* TASK OBJECTIVE *
Leaving the pictures aside, transcribe every line below exactly.

====

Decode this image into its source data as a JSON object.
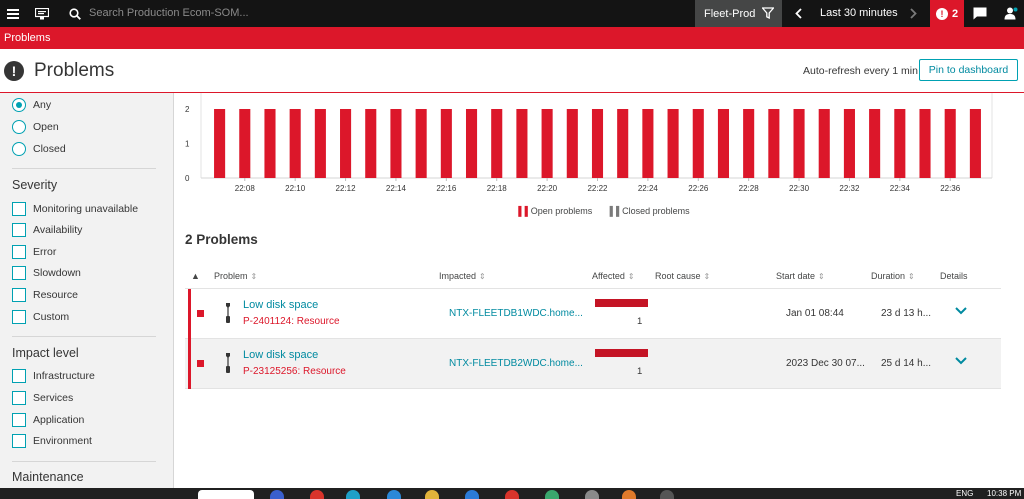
{
  "topbar": {
    "search_placeholder": "Search Production Ecom-SOM...",
    "environment": "Fleet-Prod",
    "timeframe": "Last 30 minutes",
    "problem_count": "2"
  },
  "breadcrumb": "Problems",
  "page": {
    "title": "Problems",
    "auto_refresh": "Auto-refresh every 1 min",
    "pin_label": "Pin to dashboard"
  },
  "sidebar": {
    "status_options": [
      {
        "label": "Any",
        "selected": true
      },
      {
        "label": "Open",
        "selected": false
      },
      {
        "label": "Closed",
        "selected": false
      }
    ],
    "severity": {
      "title": "Severity",
      "items": [
        "Monitoring unavailable",
        "Availability",
        "Error",
        "Slowdown",
        "Resource",
        "Custom"
      ]
    },
    "impact": {
      "title": "Impact level",
      "items": [
        "Infrastructure",
        "Services",
        "Application",
        "Environment"
      ]
    },
    "maintenance_title": "Maintenance"
  },
  "chart_data": {
    "type": "bar",
    "y_ticks": [
      "0",
      "1",
      "2"
    ],
    "ylim": [
      0,
      2
    ],
    "x_ticks": [
      "22:08",
      "22:10",
      "22:12",
      "22:14",
      "22:16",
      "22:18",
      "22:20",
      "22:22",
      "22:24",
      "22:26",
      "22:28",
      "22:30",
      "22:32",
      "22:34",
      "22:36"
    ],
    "series": [
      {
        "name": "Open problems",
        "values": [
          2,
          2,
          2,
          2,
          2,
          2,
          2,
          2,
          2,
          2,
          2,
          2,
          2,
          2,
          2,
          2,
          2,
          2,
          2,
          2,
          2,
          2,
          2,
          2,
          2,
          2,
          2,
          2,
          2,
          2,
          2
        ],
        "color": "#dc172a"
      },
      {
        "name": "Closed problems",
        "values": [
          0,
          0,
          0,
          0,
          0,
          0,
          0,
          0,
          0,
          0,
          0,
          0,
          0,
          0,
          0,
          0,
          0,
          0,
          0,
          0,
          0,
          0,
          0,
          0,
          0,
          0,
          0,
          0,
          0,
          0,
          0
        ],
        "color": "#7a7a7a"
      }
    ]
  },
  "problems": {
    "count_label": "2 Problems",
    "columns": [
      "Problem",
      "Impacted",
      "Affected",
      "Root cause",
      "Start date",
      "Duration",
      "Details"
    ],
    "rows": [
      {
        "title": "Low disk space",
        "id": "P-2401124: Resource",
        "impacted": "NTX-FLEETDB1WDC.home...",
        "affected": "1",
        "affected_fraction": 1,
        "start": "Jan 01 08:44",
        "duration": "23 d 13 h..."
      },
      {
        "title": "Low disk space",
        "id": "P-23125256: Resource",
        "impacted": "NTX-FLEETDB2WDC.home...",
        "affected": "1",
        "affected_fraction": 1,
        "start": "2023 Dec 30 07...",
        "duration": "25 d 14 h..."
      }
    ]
  },
  "taskbar": {
    "lang": "ENG",
    "time": "10:38 PM"
  },
  "colors": {
    "accent_red": "#dc172a",
    "accent_teal": "#00a1b2",
    "topbar_bg": "#141414"
  }
}
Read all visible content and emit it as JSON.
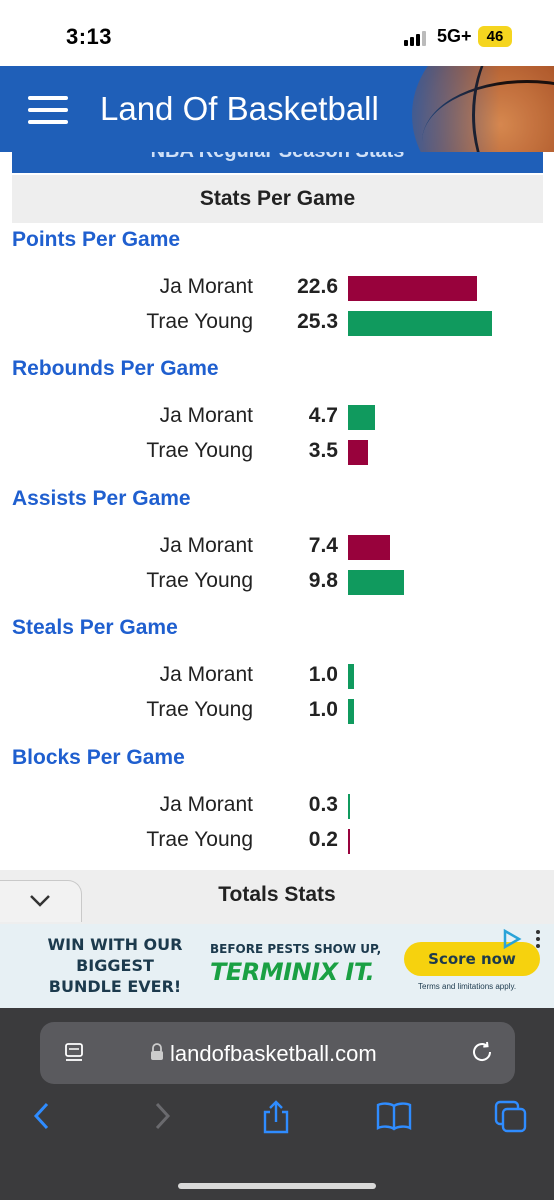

====

* FULL SOLUTION *
Decode this image into its source data as a JSON object.
{
  "topbar": {
    "search_placeholder": "Search Production Ecom-SOM...",
    "environment": "Fleet-Prod",
    "timeframe": "Last 30 minutes",
    "problem_count": "2"
  },
  "breadcrumb": "Problems",
  "page": {
    "title": "Problems",
    "auto_refresh": "Auto-refresh every 1 min",
    "pin_label": "Pin to dashboard"
  },
  "sidebar": {
    "status_options": [
      {
        "label": "Any",
        "selected": true
      },
      {
        "label": "Open",
        "selected": false
      },
      {
        "label": "Closed",
        "selected": false
      }
    ],
    "severity": {
      "title": "Severity",
      "items": [
        "Monitoring unavailable",
        "Availability",
        "Error",
        "Slowdown",
        "Resource",
        "Custom"
      ]
    },
    "impact": {
      "title": "Impact level",
      "items": [
        "Infrastructure",
        "Services",
        "Application",
        "Environment"
      ]
    },
    "maintenance_title": "Maintenance"
  },
  "chart_data": {
    "type": "bar",
    "y_ticks": [
      "0",
      "1",
      "2"
    ],
    "ylim": [
      0,
      2
    ],
    "x_ticks": [
      "22:08",
      "22:10",
      "22:12",
      "22:14",
      "22:16",
      "22:18",
      "22:20",
      "22:22",
      "22:24",
      "22:26",
      "22:28",
      "22:30",
      "22:32",
      "22:34",
      "22:36"
    ],
    "series": [
      {
        "name": "Open problems",
        "values": [
          2,
          2,
          2,
          2,
          2,
          2,
          2,
          2,
          2,
          2,
          2,
          2,
          2,
          2,
          2,
          2,
          2,
          2,
          2,
          2,
          2,
          2,
          2,
          2,
          2,
          2,
          2,
          2,
          2,
          2,
          2
        ],
        "color": "#dc172a"
      },
      {
        "name": "Closed problems",
        "values": [
          0,
          0,
          0,
          0,
          0,
          0,
          0,
          0,
          0,
          0,
          0,
          0,
          0,
          0,
          0,
          0,
          0,
          0,
          0,
          0,
          0,
          0,
          0,
          0,
          0,
          0,
          0,
          0,
          0,
          0,
          0
        ],
        "color": "#7a7a7a"
      }
    ]
  },
  "problems": {
    "count_label": "2 Problems",
    "columns": [
      "Problem",
      "Impacted",
      "Affected",
      "Root cause",
      "Start date",
      "Duration",
      "Details"
    ],
    "rows": [
      {
        "title": "Low disk space",
        "id": "P-2401124: Resource",
        "impacted": "NTX-FLEETDB1WDC.home...",
        "affected": "1",
        "affected_fraction": 1,
        "start": "Jan 01 08:44",
        "duration": "23 d 13 h..."
      },
      {
        "title": "Low disk space",
        "id": "P-23125256: Resource",
        "impacted": "NTX-FLEETDB2WDC.home...",
        "affected": "1",
        "affected_fraction": 1,
        "start": "2023 Dec 30 07...",
        "duration": "25 d 14 h..."
      }
    ]
  },
  "taskbar": {
    "lang": "ENG",
    "time": "10:38 PM"
  },
  "colors": {
    "accent_red": "#dc172a",
    "accent_teal": "#00a1b2",
    "topbar_bg": "#141414"
  }
}
Read all visible content and emit it as JSON.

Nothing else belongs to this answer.